• The exercise: Gather each line of the entries below that includes "time".
─── The input ───
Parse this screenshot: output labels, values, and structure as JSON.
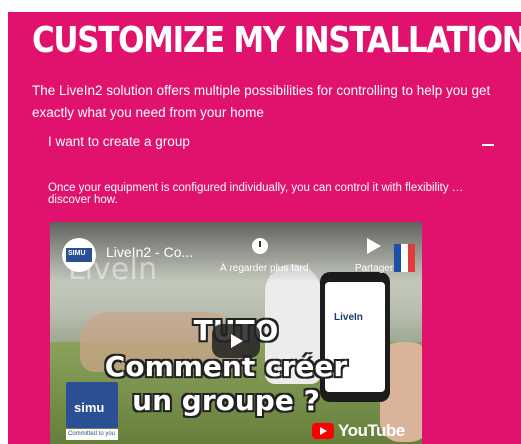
{
  "colors": {
    "brand_magenta": "#e0126d",
    "text_white": "#ffffff",
    "simu_blue": "#2a4f95",
    "youtube_red": "#ff0000"
  },
  "page": {
    "title": "CUSTOMIZE MY INSTALLATION",
    "intro": "The LiveIn2 solution offers multiple possibilities for controlling to help you get exactly what you need from your home"
  },
  "accordion": {
    "title": "I want to create a group",
    "toggle_icon": "minus-icon",
    "body": "Once your equipment is configured individually, you can control it with flexibility … discover how."
  },
  "video": {
    "title": "LiveIn2 - Co...",
    "watermark": "LiveIn",
    "watch_later_label": "À regarder plus tard",
    "share_label": "Partager",
    "phone_app_label": "LiveIn",
    "overlay_lines": [
      "TUTO",
      "Comment créer",
      "un groupe ?"
    ],
    "channel_logo_text": "SIMU",
    "brand_logo_text": "simu",
    "brand_tagline": "Committed to you",
    "platform_label": "YouTube",
    "icons": {
      "watch_later": "clock-icon",
      "share": "share-arrow-icon",
      "play": "play-icon",
      "language": "french-flag-icon"
    }
  }
}
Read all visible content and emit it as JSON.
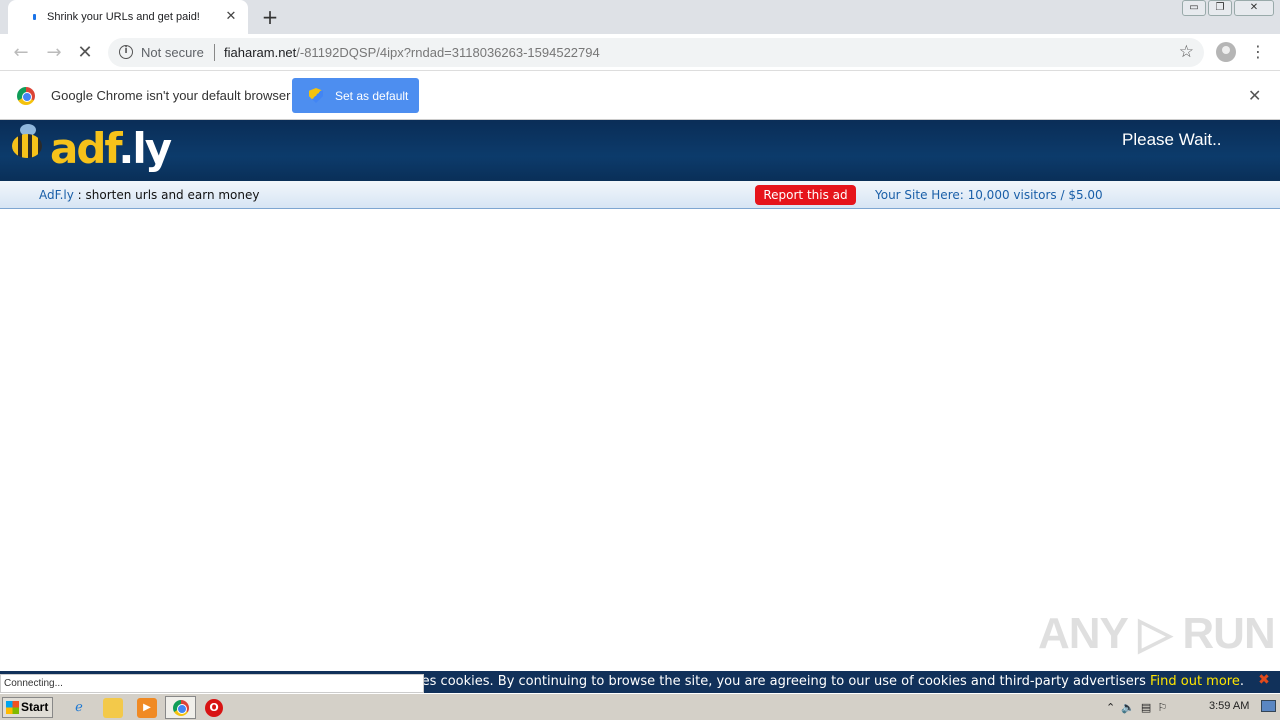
{
  "browser": {
    "tab_title": "Shrink your URLs and get paid!",
    "tab_close": "✕",
    "new_tab": "+",
    "window_buttons": [
      "▭",
      "❐",
      "✕"
    ],
    "security_label": "Not secure",
    "url_host": "fiaharam.net",
    "url_path": "/-81192DQSP/4ipx?rndad=3118036263-1594522794",
    "infobar_text": "Google Chrome isn't your default browser",
    "set_default_label": "Set as default",
    "infobar_close": "✕"
  },
  "adfly": {
    "logo_ad": "adf",
    "logo_fly": ".ly",
    "please_wait": "Please Wait..",
    "tagline_link": "AdF.ly",
    "tagline_text": " : shorten urls and earn money",
    "report_label": "Report this ad",
    "your_site": "Your Site Here: 10,000 visitors / $5.00"
  },
  "cookie": {
    "text": "uses cookies. By continuing to browse the site, you are agreeing to our use of cookies and third-party advertisers ",
    "find_more": "Find out more",
    "period": ".",
    "close": "✖"
  },
  "status_text": "Connecting...",
  "watermark": "ANY ▷ RUN",
  "taskbar": {
    "start_label": "Start",
    "clock": "3:59 AM"
  },
  "colors": {
    "adfly_header": "#0c3b6b",
    "report_red": "#e6141b",
    "cookie_bar": "#11315a",
    "find_more_yellow": "#ffe600",
    "set_default_blue": "#4d8ef0"
  }
}
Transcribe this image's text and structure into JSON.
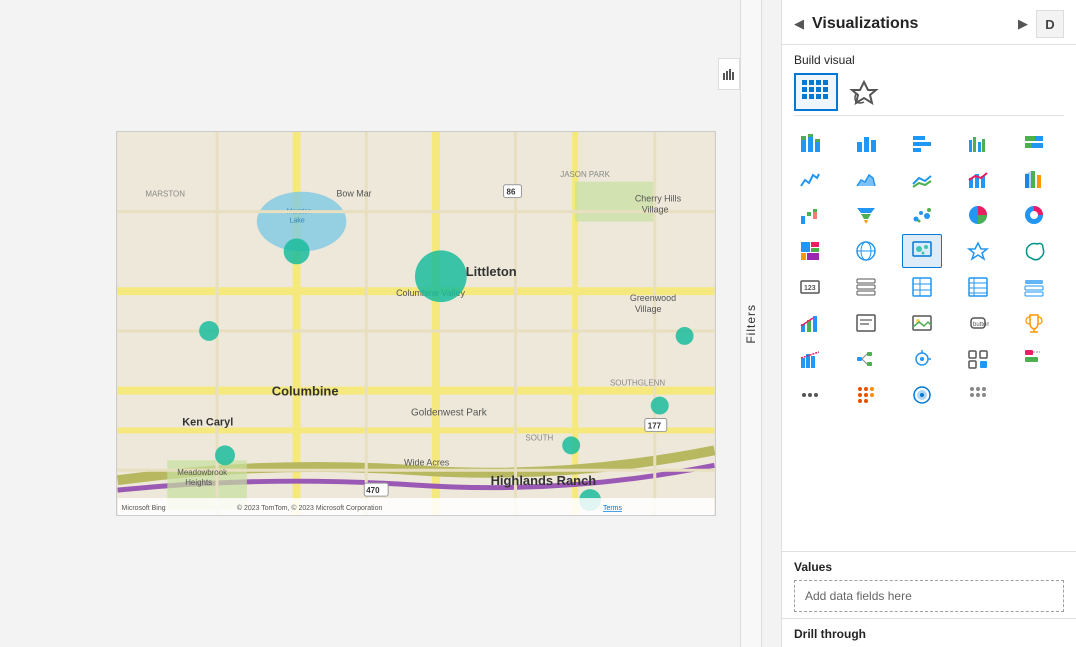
{
  "panel": {
    "title": "Visualizations",
    "build_visual_label": "Build visual",
    "nav_left": "◀",
    "nav_right": "▶",
    "collapse_left": "◀",
    "stats_icon": "📊"
  },
  "filters": {
    "label": "Filters"
  },
  "values_section": {
    "label": "Values",
    "add_data_fields_placeholder": "Add data fields here"
  },
  "drill_through": {
    "label": "Drill through"
  },
  "viz_icons": [
    {
      "name": "stacked-bar",
      "type": "chart"
    },
    {
      "name": "bar-chart",
      "type": "chart"
    },
    {
      "name": "bar-chart-alt",
      "type": "chart"
    },
    {
      "name": "clustered-bar",
      "type": "chart"
    },
    {
      "name": "100pct-bar",
      "type": "chart"
    },
    {
      "name": "line-chart",
      "type": "chart"
    },
    {
      "name": "area-chart",
      "type": "chart"
    },
    {
      "name": "line-stacked",
      "type": "chart"
    },
    {
      "name": "combo-bar-line",
      "type": "chart"
    },
    {
      "name": "ribbon",
      "type": "chart"
    },
    {
      "name": "waterfall",
      "type": "chart"
    },
    {
      "name": "funnel",
      "type": "chart"
    },
    {
      "name": "scatter",
      "type": "chart"
    },
    {
      "name": "pie",
      "type": "chart"
    },
    {
      "name": "donut",
      "type": "chart"
    },
    {
      "name": "treemap",
      "type": "chart"
    },
    {
      "name": "map-bubble",
      "type": "map",
      "selected": true
    },
    {
      "name": "filled-map",
      "type": "map"
    },
    {
      "name": "azure-map",
      "type": "map"
    },
    {
      "name": "shape-map",
      "type": "map"
    },
    {
      "name": "card",
      "type": "kpi"
    },
    {
      "name": "multi-row-card",
      "type": "kpi"
    },
    {
      "name": "kpi",
      "type": "kpi"
    },
    {
      "name": "gauge",
      "type": "kpi"
    },
    {
      "name": "table",
      "type": "table"
    },
    {
      "name": "matrix",
      "type": "table"
    },
    {
      "name": "slicer",
      "type": "filter"
    },
    {
      "name": "text-box",
      "type": "text"
    },
    {
      "name": "image",
      "type": "media"
    },
    {
      "name": "shape",
      "type": "shape"
    },
    {
      "name": "button",
      "type": "action"
    },
    {
      "name": "bookmark",
      "type": "action"
    },
    {
      "name": "page-navigator",
      "type": "action"
    },
    {
      "name": "qr-code",
      "type": "action"
    },
    {
      "name": "decomp-tree",
      "type": "ai"
    },
    {
      "name": "key-influencers",
      "type": "ai"
    },
    {
      "name": "ellipsis",
      "type": "more"
    },
    {
      "name": "dot-grid-1",
      "type": "custom"
    },
    {
      "name": "dot-circle",
      "type": "custom"
    },
    {
      "name": "dot-grid-2",
      "type": "custom"
    }
  ],
  "map": {
    "attribution": "© 2023 TomTom, © 2023 Microsoft Corporation Terms",
    "bing_logo": "Microsoft Bing",
    "places": [
      "Littleton",
      "Columbine",
      "Ken Caryl",
      "Goldenwest Park",
      "Highlands Ranch",
      "Meadowbrook Heights",
      "Wide Acres",
      "Columbine Valley",
      "Marston Lake",
      "Bow Mar",
      "JASON PARK",
      "Cherry Hills Village",
      "Greenwood Village",
      "SOUTHGLENN",
      "SOUTH",
      "MARSTON"
    ]
  }
}
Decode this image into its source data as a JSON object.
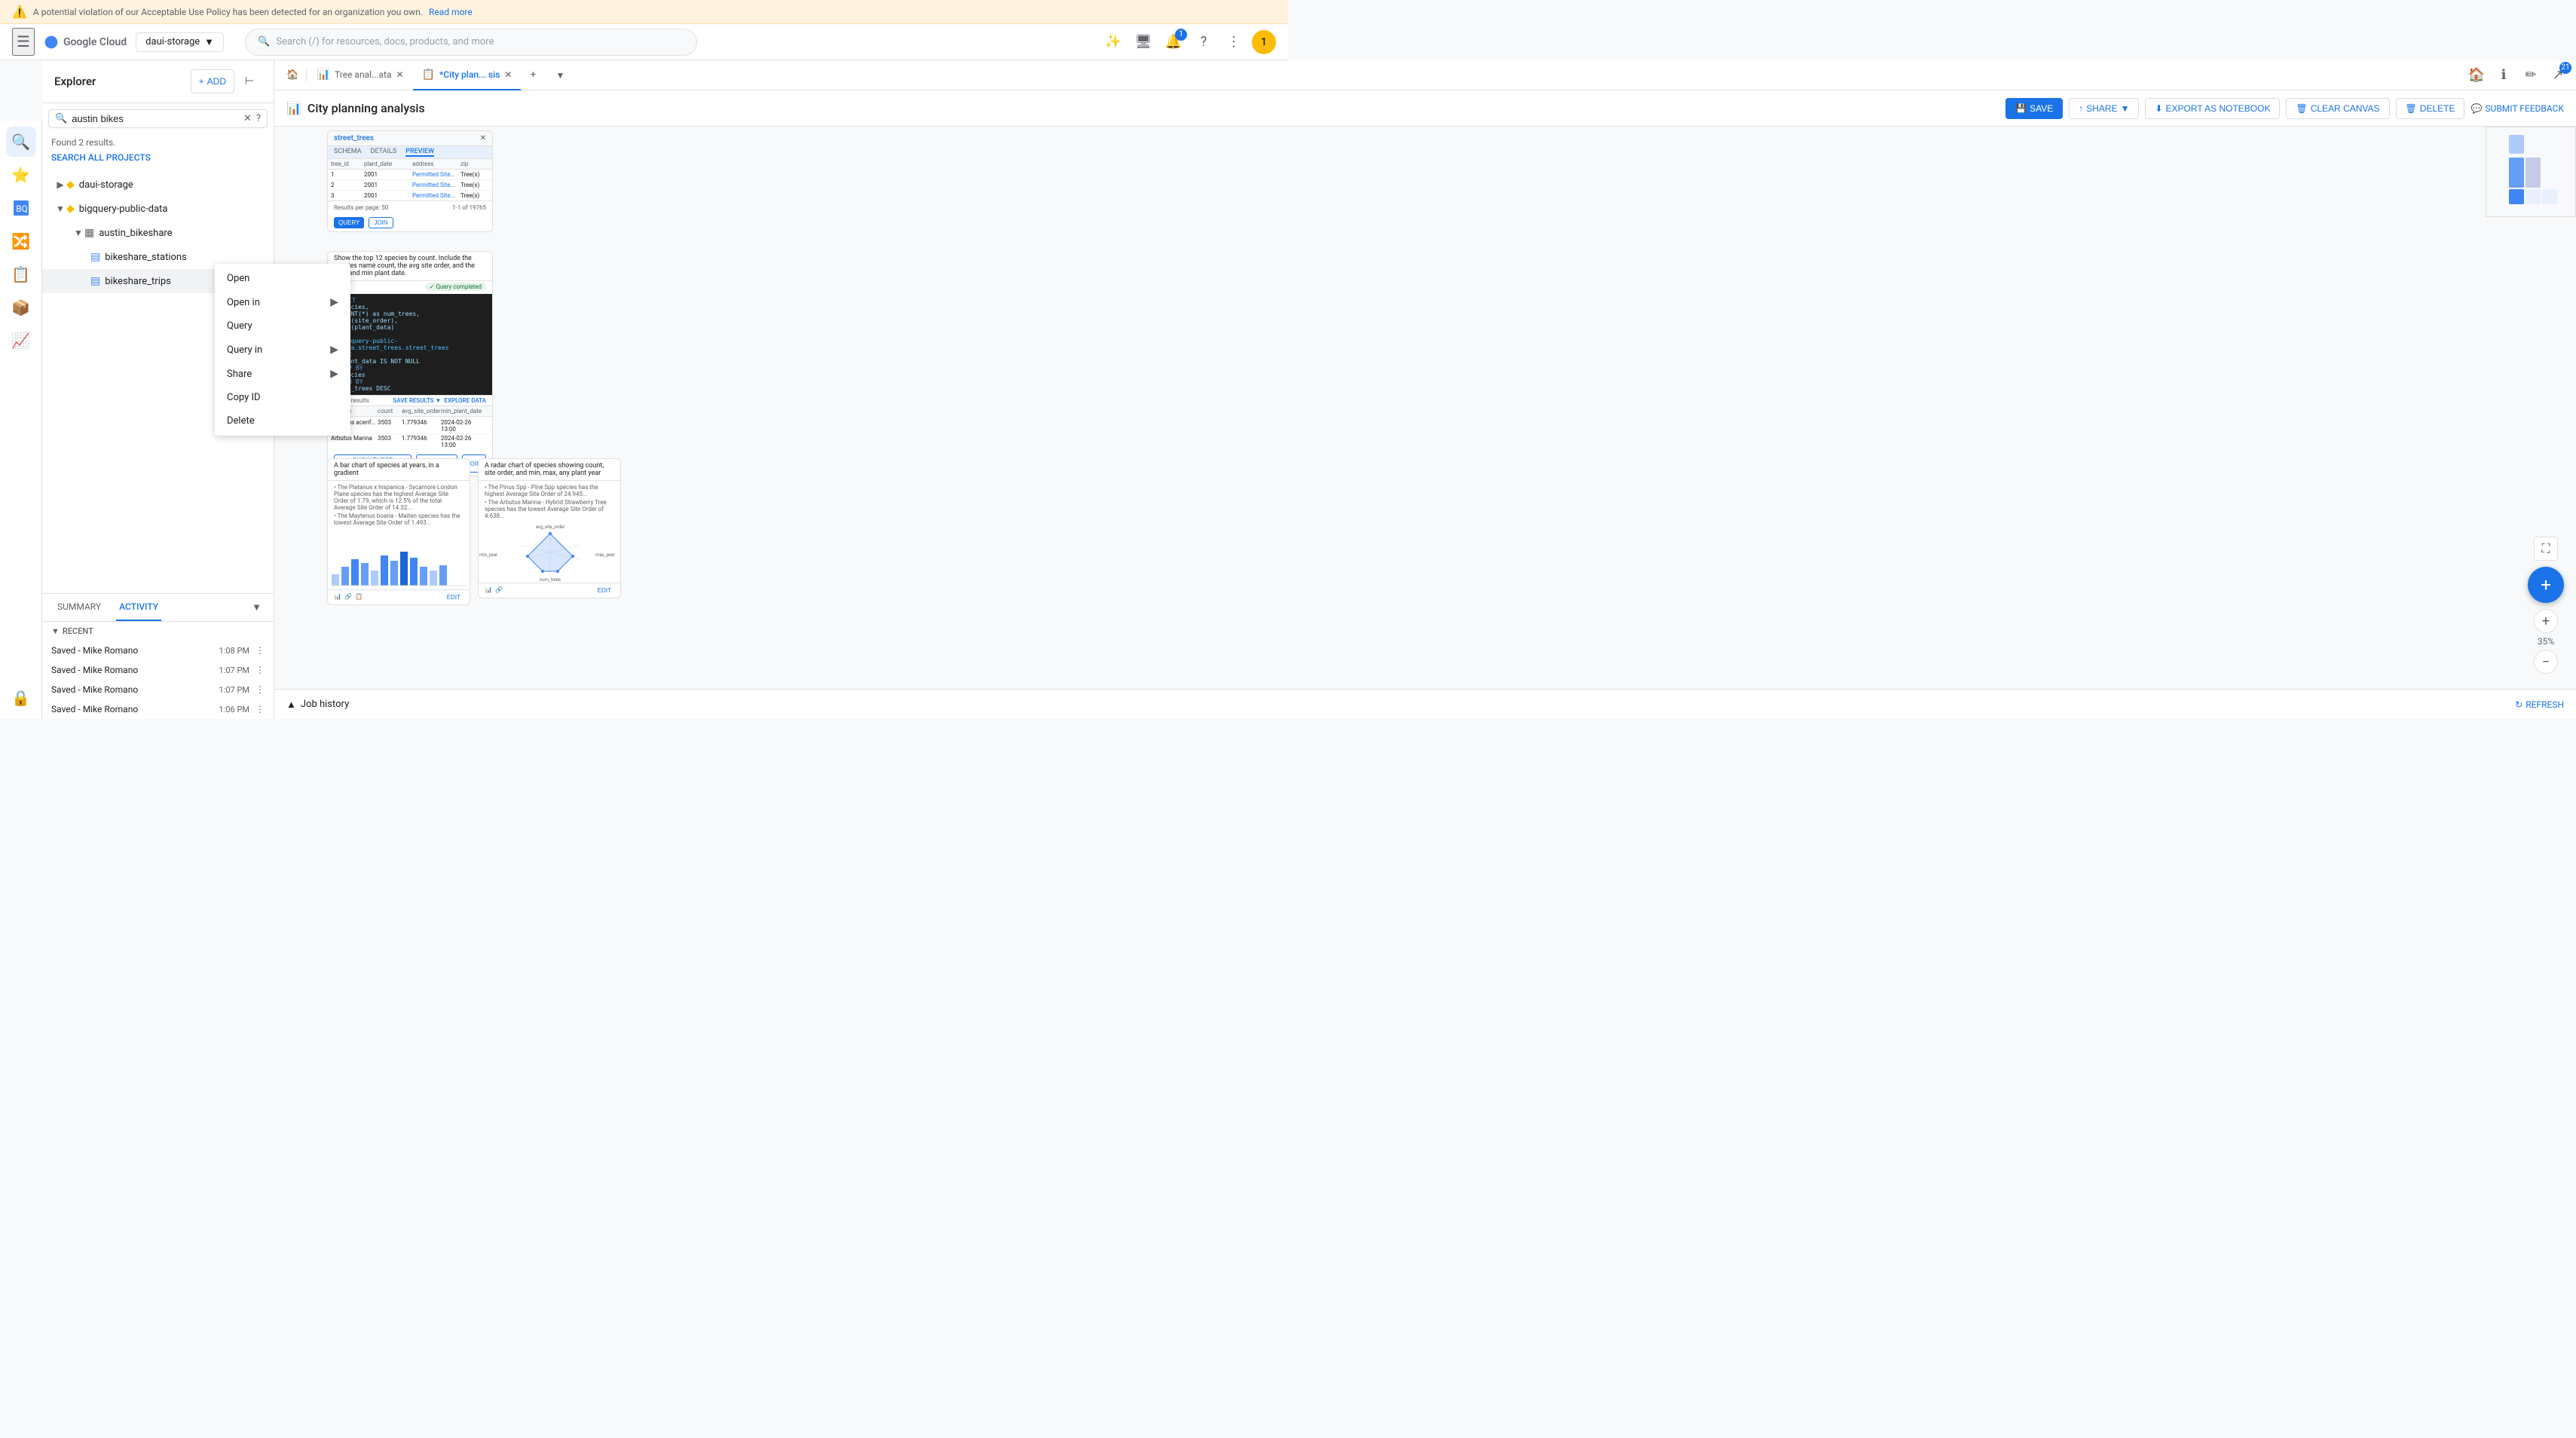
{
  "banner": {
    "message": "A potential violation of our Acceptable Use Policy has been detected for an organization you own.",
    "link_text": "Read more"
  },
  "topnav": {
    "hamburger": "☰",
    "project": "daui-storage",
    "search_placeholder": "Search (/) for resources, docs, products, and more",
    "search_label": "Search"
  },
  "explorer": {
    "title": "Explorer",
    "add_label": "ADD",
    "search_value": "austin bikes",
    "results_text": "Found 2 results.",
    "search_all_label": "SEARCH ALL PROJECTS",
    "tree": [
      {
        "id": "daui-storage",
        "label": "daui-storage",
        "level": 0,
        "type": "project",
        "expanded": false
      },
      {
        "id": "bigquery-public-data",
        "label": "bigquery-public-data",
        "level": 0,
        "type": "project",
        "expanded": true
      },
      {
        "id": "austin_bikeshare",
        "label": "austin_bikeshare",
        "level": 1,
        "type": "dataset",
        "expanded": true
      },
      {
        "id": "bikeshare_stations",
        "label": "bikeshare_stations",
        "level": 2,
        "type": "table"
      },
      {
        "id": "bikeshare_trips",
        "label": "bikeshare_trips",
        "level": 2,
        "type": "table",
        "active": true
      }
    ]
  },
  "context_menu": {
    "items": [
      {
        "id": "open",
        "label": "Open",
        "has_submenu": false
      },
      {
        "id": "open-in",
        "label": "Open in",
        "has_submenu": true
      },
      {
        "id": "query",
        "label": "Query",
        "has_submenu": false
      },
      {
        "id": "query-in",
        "label": "Query in",
        "has_submenu": true
      },
      {
        "id": "share",
        "label": "Share",
        "has_submenu": true
      },
      {
        "id": "copy-id",
        "label": "Copy ID",
        "has_submenu": false
      },
      {
        "id": "delete",
        "label": "Delete",
        "has_submenu": false
      }
    ]
  },
  "tabs": {
    "items": [
      {
        "id": "home",
        "label": "🏠",
        "is_home": true
      },
      {
        "id": "tree-analysis",
        "label": "Tree anal...ata",
        "closeable": true,
        "icon": "📊"
      },
      {
        "id": "city-planning",
        "label": "*City plan... sis",
        "closeable": true,
        "icon": "📋",
        "active": true
      }
    ],
    "add_tab": "+"
  },
  "canvas": {
    "title": "City planning analysis",
    "icon": "📊",
    "actions": {
      "save": "SAVE",
      "share": "SHARE",
      "export_notebook": "EXPORT AS NOTEBOOK",
      "clear_canvas": "CLEAR CANVAS",
      "delete": "DELETE",
      "submit_feedback": "SUBMIT FEEDBACK"
    }
  },
  "activity": {
    "tabs": [
      "SUMMARY",
      "ACTIVITY"
    ],
    "active_tab": "ACTIVITY",
    "recent_label": "Recent",
    "items": [
      {
        "label": "Saved - Mike Romano",
        "time": "1:08 PM"
      },
      {
        "label": "Saved - Mike Romano",
        "time": "1:07 PM"
      },
      {
        "label": "Saved - Mike Romano",
        "time": "1:07 PM"
      },
      {
        "label": "Saved - Mike Romano",
        "time": "1:06 PM"
      }
    ]
  },
  "job_history": {
    "label": "Job history",
    "refresh_label": "REFRESH"
  },
  "zoom": {
    "level": "35%",
    "plus": "+",
    "minus": "−"
  },
  "rail_icons": [
    "🔍",
    "⭐",
    "📊",
    "🔀",
    "📋",
    "📦",
    "📈",
    "🔒"
  ],
  "colors": {
    "blue": "#1a73e8",
    "light_blue": "#e8f0fe",
    "border": "#e0e0e0",
    "text_secondary": "#5f6368",
    "warning_bg": "#fff3e0"
  }
}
───
• Completed exercise:
        "time": "1:08 PM"
        "time": "1:07 PM"
        "time": "1:07 PM"
        "time": "1:06 PM"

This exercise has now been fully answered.